## SOURCE PASSAGE
I call B.S. on that. It’s just hypocrisy, pure and simple, for the teachers to preach “use your dictionary!!” day in and day out, and then say by example that what is in them doesn’t matter. And believe me, they preached the dictionary use hard.

Phrases are different than words. You should have been taught that. You should have been taught about idioms, too. I bet you were at some point. Are you sure the school’s to blame?

The English teachers did exactly what I say they did. I stand by my opinion and will not back down.

BTW, it’s properly “different from.”
:smiley:

I’m writing in casual style on this board, not for an academic paper. Except for adding a comma after “of course,” I don’t see any issue with the sentences (and even that can be stylistically defended), unless you dislike the parentheticals (or think that run-ons are simply long sentences. They are not.) Of course, those parentheticals are intended for the off-hand stream-of-conscious tone of the post. That’s how I talk in real life, and that’s what I try to replicate in writing.

That sounds about right. All my college professors liked the offbeat interpretations–as long as they were intellectually supported–and even my high school English teachers enjoyed it. I was a little bit of a game theorist about my approach to English papers. I figured most of my teachers were sick of reading the same thoughts over and over again, so my best bet for a good grade was to find a different take on the subject from my classmates. That approach served me well.

Neither of those are unheard of interpretations for those two poems, especially the first one. In fact, I’d say the suicide interpretation of “Stopping by Woods…” is pretty common. That said, that’s not how I personally interpret it, and, if the teacher was claiming that to be THE interpretation, that would be incorrect.

That was my issue with English classes, as well, and what made it so difficult for me. With subjects with clear right and wrong answers, it was easy to know what exactly you had to do to get a good grade. For example, in a related class like copyediting (which was in the journalism school), it was easy to ascertain whether you knew the rules of the Associated Press Stylebook or not. In writing a paper about Milton’s “Paradise Lost,” not so much so. (Yes, that’s an intentional “sentence fragment” if anyone feels like being pedantic and pointing out some sort of irony.) Grading is much more fluid and subjective, and you’re being graded on critical thought processes more so than factual knowledge of the material. At least that’s how it was with my teachers. I found this very challenging and difficult, more so than my math and science classes (and this is part of why I never expected to end up with an English degree after I finished college.)

## LISTED ENTRIES

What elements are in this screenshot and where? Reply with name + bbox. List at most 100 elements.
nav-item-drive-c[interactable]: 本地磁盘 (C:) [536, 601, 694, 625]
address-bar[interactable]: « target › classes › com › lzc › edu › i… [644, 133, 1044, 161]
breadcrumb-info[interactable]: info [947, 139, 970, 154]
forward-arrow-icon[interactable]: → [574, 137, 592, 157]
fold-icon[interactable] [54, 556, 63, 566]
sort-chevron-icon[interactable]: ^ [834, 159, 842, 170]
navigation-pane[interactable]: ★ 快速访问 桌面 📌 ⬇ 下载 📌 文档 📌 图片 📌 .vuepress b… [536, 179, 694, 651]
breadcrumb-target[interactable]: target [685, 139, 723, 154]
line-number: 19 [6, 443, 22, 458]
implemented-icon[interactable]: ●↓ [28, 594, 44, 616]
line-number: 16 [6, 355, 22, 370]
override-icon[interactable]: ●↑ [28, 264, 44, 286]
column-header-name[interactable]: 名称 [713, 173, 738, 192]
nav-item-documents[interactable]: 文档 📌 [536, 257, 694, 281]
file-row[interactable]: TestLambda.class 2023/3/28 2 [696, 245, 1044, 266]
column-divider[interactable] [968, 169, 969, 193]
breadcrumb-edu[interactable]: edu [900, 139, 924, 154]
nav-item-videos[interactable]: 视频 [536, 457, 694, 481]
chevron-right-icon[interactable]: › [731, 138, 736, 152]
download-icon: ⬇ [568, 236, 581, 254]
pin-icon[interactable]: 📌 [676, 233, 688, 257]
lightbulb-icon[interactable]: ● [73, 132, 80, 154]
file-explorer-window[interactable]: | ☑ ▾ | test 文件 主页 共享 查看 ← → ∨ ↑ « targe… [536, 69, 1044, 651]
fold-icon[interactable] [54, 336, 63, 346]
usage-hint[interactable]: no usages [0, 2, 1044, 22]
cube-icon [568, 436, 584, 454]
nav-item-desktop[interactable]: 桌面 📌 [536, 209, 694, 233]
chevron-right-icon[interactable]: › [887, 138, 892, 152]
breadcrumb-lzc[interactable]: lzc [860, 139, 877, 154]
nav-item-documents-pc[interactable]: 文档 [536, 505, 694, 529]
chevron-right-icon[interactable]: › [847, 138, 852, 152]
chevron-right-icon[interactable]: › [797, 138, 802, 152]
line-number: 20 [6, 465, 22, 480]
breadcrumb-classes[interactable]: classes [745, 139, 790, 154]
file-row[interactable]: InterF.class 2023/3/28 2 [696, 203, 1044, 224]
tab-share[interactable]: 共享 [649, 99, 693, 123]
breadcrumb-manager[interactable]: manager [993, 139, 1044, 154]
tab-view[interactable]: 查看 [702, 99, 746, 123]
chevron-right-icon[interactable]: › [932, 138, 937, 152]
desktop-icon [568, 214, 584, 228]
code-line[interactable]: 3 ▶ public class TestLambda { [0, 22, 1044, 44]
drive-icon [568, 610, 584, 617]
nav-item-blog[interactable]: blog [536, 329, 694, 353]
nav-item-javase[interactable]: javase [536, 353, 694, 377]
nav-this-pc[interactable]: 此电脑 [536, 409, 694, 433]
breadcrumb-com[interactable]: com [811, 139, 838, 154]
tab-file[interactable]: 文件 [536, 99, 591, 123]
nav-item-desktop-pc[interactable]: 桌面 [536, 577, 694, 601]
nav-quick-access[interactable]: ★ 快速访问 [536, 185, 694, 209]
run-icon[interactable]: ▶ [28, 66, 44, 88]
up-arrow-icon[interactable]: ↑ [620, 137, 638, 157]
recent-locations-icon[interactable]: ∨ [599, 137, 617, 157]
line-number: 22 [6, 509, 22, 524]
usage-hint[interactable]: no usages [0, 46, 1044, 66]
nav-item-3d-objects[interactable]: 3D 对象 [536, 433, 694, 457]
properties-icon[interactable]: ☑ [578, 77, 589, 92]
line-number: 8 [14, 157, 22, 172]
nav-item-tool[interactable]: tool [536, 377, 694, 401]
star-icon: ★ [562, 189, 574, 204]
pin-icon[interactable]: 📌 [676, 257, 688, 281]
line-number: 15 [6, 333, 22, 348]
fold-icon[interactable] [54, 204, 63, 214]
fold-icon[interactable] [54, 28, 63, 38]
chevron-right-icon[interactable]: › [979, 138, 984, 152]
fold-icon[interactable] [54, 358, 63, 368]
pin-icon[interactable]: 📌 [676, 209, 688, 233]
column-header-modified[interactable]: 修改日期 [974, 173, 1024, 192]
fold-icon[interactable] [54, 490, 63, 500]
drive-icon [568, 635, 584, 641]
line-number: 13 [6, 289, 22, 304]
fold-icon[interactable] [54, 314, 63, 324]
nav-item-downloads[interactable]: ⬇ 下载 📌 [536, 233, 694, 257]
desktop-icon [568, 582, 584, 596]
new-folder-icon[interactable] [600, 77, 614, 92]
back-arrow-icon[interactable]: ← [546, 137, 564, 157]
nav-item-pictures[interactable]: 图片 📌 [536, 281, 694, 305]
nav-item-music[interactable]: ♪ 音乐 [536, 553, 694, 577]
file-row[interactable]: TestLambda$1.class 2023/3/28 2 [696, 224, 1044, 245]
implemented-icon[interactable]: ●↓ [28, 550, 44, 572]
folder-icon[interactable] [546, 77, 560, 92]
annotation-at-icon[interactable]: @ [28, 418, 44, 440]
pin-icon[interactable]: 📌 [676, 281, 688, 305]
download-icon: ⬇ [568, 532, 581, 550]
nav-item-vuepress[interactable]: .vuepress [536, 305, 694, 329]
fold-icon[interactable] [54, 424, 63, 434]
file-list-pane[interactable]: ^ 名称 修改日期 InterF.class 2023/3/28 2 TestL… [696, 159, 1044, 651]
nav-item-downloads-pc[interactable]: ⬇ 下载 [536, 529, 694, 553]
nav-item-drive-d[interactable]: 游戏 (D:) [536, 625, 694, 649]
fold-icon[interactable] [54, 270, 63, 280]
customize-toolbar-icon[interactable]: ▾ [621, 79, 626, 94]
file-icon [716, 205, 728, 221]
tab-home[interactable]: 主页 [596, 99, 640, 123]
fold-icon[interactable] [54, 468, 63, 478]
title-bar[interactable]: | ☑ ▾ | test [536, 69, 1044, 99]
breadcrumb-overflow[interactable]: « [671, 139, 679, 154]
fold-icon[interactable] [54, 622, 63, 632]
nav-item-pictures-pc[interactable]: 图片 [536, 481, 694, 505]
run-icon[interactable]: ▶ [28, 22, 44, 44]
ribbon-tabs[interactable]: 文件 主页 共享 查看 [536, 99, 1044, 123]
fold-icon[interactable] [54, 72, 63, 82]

## ASSIGNMENT 1
In the forum discussion, whose stylebook rules does the copyediting class example refer to?
## ASSIGNMENT 2
Copy out the part of the forum discussion starting with "Phrases are different" and going on through "replicate in writing.", changing "casual style" to "informal style".

## ANSWER BOX 1
The Associated Press Stylebook.

## ANSWER BOX 2
Phrases are different than words. You should have been taught that. You should have been taught about idioms, too. I bet you were at some point. Are you sure the school’s to blame?

The English teachers did exactly what I say they did. I stand by my opinion and will not back down.

BTW, it’s properly “different from.”
:smiley:

I’m writing in informal style on this board, not for an academic paper. Except for adding a comma after “of course,” I don’t see any issue with the sentences (and even that can be stylistically defended), unless you dislike the parentheticals (or think that run-ons are simply long sentences. They are not.) Of course, those parentheticals are intended for the off-hand stream-of-conscious tone of the post. That’s how I talk in real life, and that’s what I try to replicate in writing.